SET PROBLEM: Tell me how many lines hold "output", please, using only the number.

((

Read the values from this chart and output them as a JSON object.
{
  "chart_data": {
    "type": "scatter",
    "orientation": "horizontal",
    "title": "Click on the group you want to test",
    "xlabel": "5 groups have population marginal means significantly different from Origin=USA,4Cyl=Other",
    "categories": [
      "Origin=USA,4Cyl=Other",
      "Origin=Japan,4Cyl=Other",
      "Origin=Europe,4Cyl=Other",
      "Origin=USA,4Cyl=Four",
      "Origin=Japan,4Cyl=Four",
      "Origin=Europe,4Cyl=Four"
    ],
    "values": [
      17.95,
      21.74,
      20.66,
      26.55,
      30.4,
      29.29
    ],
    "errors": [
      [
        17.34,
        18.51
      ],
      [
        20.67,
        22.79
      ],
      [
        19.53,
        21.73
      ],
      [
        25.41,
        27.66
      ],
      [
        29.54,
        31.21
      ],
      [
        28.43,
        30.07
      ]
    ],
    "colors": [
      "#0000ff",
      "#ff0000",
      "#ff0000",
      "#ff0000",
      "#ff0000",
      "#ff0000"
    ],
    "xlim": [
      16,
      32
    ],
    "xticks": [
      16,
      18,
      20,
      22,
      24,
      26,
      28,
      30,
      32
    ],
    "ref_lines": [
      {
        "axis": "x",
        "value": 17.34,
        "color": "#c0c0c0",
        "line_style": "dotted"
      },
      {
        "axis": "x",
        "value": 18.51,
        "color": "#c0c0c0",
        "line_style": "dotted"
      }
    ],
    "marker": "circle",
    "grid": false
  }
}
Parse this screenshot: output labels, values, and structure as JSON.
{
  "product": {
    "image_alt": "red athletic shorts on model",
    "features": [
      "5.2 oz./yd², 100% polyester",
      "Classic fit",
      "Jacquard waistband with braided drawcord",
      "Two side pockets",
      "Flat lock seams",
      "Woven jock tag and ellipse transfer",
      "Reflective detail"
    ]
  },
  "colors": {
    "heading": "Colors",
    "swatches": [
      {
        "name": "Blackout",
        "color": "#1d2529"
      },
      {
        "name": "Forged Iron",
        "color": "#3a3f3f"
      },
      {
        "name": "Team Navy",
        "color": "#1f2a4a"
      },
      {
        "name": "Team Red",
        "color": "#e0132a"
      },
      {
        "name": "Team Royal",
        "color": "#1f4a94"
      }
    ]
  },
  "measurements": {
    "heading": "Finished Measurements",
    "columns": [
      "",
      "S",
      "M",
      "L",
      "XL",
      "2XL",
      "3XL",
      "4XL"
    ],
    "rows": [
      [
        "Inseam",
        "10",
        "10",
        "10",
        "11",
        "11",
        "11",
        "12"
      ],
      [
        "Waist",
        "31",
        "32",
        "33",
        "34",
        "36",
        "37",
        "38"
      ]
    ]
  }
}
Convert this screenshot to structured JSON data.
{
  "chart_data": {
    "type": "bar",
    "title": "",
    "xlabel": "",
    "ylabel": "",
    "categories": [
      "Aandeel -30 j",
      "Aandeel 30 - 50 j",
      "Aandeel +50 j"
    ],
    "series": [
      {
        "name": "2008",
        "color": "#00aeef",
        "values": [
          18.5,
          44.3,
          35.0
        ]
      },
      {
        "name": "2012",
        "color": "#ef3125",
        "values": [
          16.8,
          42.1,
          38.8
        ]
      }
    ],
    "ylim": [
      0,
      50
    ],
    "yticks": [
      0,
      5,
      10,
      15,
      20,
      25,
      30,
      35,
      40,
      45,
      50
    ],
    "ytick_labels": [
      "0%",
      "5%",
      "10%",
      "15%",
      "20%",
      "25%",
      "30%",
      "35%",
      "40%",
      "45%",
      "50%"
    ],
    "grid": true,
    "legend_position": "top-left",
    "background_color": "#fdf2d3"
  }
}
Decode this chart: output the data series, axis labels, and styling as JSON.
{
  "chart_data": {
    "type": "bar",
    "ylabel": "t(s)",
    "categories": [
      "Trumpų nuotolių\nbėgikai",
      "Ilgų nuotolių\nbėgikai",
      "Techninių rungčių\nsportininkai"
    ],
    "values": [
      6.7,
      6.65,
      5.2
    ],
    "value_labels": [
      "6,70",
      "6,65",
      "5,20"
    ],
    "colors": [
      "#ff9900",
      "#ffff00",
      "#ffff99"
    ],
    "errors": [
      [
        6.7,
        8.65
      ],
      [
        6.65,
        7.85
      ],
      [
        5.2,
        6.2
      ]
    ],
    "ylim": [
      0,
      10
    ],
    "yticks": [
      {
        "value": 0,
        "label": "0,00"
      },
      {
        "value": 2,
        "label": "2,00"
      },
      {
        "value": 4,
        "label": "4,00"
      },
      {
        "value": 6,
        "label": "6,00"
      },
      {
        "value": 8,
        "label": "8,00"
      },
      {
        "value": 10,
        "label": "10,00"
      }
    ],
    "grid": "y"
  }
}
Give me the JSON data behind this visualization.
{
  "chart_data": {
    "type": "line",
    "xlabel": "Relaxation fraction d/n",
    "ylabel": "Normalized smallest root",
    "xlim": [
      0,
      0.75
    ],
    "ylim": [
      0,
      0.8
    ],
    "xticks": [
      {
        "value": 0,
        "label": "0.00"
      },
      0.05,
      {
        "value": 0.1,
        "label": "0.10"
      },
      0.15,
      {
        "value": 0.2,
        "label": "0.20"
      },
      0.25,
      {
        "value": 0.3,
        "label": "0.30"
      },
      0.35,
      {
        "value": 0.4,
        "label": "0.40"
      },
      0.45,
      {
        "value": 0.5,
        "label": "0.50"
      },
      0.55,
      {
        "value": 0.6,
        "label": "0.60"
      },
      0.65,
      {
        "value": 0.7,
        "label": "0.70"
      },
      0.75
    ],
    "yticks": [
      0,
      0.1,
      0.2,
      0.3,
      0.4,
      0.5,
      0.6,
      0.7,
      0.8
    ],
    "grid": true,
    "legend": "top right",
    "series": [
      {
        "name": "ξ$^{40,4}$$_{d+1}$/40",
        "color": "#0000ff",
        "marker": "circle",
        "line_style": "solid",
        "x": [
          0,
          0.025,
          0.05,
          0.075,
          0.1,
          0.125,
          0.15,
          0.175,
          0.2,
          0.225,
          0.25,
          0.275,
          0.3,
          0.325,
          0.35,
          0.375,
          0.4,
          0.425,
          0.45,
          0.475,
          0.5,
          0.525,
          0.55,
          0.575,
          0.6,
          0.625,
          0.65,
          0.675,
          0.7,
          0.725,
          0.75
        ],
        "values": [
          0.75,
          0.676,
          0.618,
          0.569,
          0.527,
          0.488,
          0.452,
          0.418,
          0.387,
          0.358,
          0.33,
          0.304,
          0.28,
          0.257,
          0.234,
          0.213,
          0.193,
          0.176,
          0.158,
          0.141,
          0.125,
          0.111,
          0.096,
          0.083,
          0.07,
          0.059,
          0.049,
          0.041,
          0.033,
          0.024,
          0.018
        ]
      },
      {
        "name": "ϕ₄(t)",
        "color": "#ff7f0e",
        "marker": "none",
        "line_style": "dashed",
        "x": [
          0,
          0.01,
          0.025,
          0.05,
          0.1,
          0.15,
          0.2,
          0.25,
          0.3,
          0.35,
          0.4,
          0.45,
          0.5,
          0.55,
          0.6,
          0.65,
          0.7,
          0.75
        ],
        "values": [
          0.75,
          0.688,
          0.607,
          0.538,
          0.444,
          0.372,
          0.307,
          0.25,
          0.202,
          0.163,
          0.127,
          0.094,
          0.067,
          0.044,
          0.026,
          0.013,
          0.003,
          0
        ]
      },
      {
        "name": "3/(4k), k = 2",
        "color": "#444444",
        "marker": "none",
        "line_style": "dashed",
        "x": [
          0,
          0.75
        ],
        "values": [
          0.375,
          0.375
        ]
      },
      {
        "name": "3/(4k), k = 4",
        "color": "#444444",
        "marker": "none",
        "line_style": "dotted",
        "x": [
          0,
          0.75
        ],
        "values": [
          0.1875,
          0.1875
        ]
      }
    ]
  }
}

))

SOLUTION TO THIS PROBLEM: 3